Dataset entries
------------------------------------

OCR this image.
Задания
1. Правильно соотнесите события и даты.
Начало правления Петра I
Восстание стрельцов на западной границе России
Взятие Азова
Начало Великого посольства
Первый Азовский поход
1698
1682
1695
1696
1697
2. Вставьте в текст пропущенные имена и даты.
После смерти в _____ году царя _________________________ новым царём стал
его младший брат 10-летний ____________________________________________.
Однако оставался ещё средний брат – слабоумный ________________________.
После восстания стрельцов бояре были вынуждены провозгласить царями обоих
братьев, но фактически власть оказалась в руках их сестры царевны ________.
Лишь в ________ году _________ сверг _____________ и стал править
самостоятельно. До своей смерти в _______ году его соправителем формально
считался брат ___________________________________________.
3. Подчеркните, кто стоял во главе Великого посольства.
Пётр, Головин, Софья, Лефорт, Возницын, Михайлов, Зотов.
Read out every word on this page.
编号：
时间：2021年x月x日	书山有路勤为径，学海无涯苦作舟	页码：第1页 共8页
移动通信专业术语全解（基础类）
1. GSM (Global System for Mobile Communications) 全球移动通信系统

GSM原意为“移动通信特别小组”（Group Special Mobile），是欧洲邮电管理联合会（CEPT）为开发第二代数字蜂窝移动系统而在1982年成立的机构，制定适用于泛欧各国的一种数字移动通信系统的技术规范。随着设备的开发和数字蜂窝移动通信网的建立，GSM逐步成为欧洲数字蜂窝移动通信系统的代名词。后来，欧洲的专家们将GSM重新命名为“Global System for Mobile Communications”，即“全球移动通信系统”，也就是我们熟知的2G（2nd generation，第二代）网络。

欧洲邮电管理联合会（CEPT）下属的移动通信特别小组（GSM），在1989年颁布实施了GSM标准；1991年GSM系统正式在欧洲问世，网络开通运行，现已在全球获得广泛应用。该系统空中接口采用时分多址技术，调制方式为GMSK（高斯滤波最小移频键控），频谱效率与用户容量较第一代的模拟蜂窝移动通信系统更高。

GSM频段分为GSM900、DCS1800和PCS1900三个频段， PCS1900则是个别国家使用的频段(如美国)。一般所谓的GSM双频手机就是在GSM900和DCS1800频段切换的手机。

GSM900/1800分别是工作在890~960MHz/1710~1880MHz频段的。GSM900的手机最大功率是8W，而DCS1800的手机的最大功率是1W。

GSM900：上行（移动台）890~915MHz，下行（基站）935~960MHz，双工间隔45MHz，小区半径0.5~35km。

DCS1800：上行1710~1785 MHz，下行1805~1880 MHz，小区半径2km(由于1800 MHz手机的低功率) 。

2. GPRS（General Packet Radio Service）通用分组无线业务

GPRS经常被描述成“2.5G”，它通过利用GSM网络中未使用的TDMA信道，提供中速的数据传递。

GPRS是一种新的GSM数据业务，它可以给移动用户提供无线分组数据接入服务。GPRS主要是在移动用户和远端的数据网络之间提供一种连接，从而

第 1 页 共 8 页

------------------------------------

WHAT YOU SHOULD DO: In the entries above, find every line with the word "смерти" and list it.

SOLUTION TO THIS EXERCISE:
После смерти в _____ году царя _________________________ новым царём стал
самостоятельно. До своей смерти в _______ году его соправителем формально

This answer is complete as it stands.